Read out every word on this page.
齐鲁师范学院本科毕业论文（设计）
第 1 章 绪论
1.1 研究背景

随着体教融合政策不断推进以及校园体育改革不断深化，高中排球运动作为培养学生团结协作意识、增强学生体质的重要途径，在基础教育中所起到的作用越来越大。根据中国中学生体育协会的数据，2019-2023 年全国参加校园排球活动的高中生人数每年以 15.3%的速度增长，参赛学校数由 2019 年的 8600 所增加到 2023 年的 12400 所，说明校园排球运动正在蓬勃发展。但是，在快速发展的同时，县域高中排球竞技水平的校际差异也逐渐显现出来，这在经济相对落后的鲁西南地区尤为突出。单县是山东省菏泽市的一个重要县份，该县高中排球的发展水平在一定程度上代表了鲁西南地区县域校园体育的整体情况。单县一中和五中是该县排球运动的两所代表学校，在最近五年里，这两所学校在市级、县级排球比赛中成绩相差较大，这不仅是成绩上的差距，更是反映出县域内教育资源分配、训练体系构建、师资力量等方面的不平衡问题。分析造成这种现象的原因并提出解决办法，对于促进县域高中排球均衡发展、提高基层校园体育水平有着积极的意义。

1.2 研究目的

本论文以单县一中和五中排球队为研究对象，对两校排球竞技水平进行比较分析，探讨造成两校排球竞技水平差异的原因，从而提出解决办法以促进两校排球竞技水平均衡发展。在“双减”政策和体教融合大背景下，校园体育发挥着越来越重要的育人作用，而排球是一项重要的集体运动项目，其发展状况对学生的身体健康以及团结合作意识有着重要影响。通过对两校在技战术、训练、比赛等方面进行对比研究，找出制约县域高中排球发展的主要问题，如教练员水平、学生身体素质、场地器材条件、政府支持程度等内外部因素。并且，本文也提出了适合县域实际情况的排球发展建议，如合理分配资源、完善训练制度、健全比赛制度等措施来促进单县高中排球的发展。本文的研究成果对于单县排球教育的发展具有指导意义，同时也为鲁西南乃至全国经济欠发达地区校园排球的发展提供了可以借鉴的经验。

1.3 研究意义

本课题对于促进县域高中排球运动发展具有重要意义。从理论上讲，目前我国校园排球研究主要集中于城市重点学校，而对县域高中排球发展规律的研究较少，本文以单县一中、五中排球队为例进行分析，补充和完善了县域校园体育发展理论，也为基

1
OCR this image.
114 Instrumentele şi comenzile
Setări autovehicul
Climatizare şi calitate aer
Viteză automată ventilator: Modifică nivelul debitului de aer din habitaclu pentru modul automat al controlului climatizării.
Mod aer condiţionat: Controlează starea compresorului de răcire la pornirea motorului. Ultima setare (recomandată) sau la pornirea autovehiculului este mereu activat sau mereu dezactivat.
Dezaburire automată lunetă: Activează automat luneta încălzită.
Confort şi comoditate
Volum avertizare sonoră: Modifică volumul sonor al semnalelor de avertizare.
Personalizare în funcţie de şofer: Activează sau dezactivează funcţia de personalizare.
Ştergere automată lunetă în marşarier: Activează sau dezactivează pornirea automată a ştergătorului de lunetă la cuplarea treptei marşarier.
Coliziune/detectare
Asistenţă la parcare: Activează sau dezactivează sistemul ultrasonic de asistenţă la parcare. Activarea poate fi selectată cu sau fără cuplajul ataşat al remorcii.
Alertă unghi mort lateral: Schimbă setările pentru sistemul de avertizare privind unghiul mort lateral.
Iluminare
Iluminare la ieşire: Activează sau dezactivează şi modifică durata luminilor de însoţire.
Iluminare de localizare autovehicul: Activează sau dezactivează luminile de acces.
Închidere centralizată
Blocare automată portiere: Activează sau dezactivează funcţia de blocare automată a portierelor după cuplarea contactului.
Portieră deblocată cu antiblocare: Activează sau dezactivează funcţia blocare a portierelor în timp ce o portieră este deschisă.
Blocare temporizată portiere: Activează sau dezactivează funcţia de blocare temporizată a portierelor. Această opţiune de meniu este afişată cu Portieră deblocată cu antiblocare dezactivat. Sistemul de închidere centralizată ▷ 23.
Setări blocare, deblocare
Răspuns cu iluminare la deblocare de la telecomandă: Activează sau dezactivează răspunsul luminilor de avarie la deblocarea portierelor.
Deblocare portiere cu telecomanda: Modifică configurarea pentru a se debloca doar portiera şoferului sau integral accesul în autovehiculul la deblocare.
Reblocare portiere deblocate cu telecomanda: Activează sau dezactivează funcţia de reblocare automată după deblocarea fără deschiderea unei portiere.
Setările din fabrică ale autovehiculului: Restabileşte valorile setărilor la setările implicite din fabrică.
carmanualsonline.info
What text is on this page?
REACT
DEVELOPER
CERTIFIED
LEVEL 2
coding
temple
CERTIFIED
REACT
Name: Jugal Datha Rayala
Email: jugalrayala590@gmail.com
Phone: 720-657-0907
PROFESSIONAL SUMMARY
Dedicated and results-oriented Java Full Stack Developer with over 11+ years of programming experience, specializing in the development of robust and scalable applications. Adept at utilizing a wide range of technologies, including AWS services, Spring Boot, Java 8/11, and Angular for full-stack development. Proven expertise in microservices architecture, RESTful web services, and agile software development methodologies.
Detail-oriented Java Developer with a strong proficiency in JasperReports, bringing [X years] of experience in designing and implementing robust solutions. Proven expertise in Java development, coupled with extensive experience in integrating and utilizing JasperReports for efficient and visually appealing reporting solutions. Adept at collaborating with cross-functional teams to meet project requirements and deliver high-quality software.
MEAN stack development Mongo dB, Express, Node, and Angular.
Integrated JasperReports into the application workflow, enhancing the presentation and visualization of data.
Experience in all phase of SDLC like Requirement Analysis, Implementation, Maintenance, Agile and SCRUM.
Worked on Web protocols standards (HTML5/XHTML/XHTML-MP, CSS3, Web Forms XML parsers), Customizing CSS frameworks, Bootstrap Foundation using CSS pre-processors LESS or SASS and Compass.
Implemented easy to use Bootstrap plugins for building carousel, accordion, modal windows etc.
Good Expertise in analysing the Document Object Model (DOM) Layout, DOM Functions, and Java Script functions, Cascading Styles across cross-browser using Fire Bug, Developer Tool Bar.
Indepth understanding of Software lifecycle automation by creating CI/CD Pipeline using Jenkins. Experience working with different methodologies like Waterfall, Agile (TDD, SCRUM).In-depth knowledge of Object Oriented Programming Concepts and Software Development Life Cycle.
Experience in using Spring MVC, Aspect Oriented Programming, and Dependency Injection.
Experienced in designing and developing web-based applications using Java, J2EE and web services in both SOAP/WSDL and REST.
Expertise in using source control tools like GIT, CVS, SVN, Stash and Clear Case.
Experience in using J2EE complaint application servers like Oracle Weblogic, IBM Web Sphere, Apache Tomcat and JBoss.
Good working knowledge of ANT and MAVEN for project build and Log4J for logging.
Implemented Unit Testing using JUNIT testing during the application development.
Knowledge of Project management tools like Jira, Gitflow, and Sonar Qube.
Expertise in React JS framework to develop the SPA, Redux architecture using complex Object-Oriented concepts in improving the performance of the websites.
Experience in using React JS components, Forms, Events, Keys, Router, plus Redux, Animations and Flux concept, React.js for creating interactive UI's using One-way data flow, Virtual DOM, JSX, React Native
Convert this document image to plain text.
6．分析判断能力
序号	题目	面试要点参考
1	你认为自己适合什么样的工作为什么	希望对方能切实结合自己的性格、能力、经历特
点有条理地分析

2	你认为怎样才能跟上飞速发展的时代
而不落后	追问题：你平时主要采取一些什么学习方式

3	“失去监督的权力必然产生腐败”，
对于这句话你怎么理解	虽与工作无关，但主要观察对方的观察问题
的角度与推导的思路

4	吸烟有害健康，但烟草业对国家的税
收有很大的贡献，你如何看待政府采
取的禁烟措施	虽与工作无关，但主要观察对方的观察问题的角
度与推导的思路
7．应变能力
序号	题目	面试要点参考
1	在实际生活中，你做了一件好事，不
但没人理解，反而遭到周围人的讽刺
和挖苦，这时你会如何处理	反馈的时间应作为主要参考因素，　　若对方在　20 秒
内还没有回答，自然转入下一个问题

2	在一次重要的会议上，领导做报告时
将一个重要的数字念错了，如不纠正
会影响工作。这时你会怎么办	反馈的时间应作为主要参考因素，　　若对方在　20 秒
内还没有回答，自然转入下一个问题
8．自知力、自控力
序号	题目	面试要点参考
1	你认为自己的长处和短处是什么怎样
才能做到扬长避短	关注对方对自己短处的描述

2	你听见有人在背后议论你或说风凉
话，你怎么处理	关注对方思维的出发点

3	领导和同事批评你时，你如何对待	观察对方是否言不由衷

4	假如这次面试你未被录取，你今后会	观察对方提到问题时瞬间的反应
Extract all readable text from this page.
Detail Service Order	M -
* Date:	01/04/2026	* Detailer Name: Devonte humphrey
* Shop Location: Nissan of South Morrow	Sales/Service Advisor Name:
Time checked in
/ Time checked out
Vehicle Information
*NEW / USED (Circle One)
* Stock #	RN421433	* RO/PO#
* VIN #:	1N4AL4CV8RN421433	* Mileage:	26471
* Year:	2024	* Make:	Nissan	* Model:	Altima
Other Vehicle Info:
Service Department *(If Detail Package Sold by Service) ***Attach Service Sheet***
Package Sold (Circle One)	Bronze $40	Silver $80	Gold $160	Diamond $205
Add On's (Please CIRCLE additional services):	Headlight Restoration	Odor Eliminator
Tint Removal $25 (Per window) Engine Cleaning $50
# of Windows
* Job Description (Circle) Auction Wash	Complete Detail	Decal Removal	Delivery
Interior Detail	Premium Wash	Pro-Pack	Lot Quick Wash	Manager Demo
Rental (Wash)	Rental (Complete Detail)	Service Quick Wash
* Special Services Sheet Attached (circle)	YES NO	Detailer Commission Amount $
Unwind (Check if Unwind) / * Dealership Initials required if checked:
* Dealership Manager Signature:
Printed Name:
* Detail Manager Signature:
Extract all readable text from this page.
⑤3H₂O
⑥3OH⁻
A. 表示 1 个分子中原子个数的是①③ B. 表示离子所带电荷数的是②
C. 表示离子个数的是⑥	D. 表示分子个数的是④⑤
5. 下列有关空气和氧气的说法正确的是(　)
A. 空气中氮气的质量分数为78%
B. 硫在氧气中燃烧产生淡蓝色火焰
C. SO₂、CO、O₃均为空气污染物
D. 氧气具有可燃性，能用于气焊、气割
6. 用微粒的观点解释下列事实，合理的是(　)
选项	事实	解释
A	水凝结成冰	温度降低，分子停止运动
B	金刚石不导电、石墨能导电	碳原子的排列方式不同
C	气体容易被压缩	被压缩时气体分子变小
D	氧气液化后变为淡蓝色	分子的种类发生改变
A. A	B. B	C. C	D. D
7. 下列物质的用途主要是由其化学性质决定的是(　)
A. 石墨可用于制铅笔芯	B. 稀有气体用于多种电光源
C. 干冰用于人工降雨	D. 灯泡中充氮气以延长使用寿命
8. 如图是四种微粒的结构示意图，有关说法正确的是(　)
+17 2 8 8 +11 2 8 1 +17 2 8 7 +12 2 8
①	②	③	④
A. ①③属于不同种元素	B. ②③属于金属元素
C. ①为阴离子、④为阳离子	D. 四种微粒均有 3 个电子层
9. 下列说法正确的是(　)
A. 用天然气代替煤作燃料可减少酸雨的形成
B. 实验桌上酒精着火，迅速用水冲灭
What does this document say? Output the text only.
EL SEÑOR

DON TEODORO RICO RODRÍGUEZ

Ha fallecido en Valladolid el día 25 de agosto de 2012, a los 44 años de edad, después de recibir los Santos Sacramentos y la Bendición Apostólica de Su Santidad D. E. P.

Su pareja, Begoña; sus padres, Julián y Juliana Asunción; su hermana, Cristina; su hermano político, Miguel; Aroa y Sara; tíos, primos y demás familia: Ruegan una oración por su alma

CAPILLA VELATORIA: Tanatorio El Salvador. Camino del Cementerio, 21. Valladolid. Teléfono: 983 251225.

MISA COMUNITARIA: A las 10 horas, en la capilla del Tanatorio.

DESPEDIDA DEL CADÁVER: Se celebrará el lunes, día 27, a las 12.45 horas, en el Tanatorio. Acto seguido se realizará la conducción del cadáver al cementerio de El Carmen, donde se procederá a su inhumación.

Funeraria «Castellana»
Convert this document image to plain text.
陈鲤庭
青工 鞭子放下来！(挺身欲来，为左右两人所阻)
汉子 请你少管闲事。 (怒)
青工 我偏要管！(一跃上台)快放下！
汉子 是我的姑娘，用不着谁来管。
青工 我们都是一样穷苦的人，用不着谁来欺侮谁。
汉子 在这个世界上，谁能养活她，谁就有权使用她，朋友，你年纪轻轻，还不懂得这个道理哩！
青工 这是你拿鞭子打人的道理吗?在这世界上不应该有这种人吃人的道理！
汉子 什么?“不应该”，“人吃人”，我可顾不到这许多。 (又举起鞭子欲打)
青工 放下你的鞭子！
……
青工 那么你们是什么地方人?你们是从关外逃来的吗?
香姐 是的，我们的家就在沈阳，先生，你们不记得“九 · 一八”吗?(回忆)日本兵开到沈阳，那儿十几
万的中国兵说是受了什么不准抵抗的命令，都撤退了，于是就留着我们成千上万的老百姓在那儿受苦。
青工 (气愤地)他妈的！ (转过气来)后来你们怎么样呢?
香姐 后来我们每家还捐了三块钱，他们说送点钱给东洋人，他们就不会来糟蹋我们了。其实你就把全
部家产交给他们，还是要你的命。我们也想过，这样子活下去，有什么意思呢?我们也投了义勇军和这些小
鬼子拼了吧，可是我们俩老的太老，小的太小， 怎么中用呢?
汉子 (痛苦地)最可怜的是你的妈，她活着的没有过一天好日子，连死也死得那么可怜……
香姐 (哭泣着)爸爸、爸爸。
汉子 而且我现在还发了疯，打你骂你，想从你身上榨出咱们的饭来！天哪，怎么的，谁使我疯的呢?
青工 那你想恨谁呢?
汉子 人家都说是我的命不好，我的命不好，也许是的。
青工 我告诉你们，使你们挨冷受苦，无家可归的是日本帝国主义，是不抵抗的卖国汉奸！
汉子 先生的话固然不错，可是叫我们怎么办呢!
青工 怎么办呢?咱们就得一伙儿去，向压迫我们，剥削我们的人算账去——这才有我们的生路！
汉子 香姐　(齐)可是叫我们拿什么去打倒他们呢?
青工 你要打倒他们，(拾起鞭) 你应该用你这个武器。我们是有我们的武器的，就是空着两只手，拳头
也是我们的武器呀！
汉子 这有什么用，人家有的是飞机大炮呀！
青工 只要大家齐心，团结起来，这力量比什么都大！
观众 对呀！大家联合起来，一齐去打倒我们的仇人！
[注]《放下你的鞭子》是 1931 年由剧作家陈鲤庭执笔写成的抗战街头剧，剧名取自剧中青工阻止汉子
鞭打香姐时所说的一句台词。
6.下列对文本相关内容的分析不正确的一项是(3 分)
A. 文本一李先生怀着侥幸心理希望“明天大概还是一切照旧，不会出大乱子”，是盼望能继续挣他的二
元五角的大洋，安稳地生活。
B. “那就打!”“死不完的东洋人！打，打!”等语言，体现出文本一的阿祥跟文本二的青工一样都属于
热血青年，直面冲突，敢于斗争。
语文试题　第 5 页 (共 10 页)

◆ WHAT THE TASK REQUIRES ◆
Identify and copy the lines holding the word "Model".

◆ ANSWER IN FULL ◆
Good Expertise in analysing the Document Object Model (DOM) Layout, DOM Functions, and Java Script functions, Cascading Styles across cross-browser using Fire Bug, Developer Tool Bar.
* Year:	2024	* Make:	Nissan	* Model:	Altima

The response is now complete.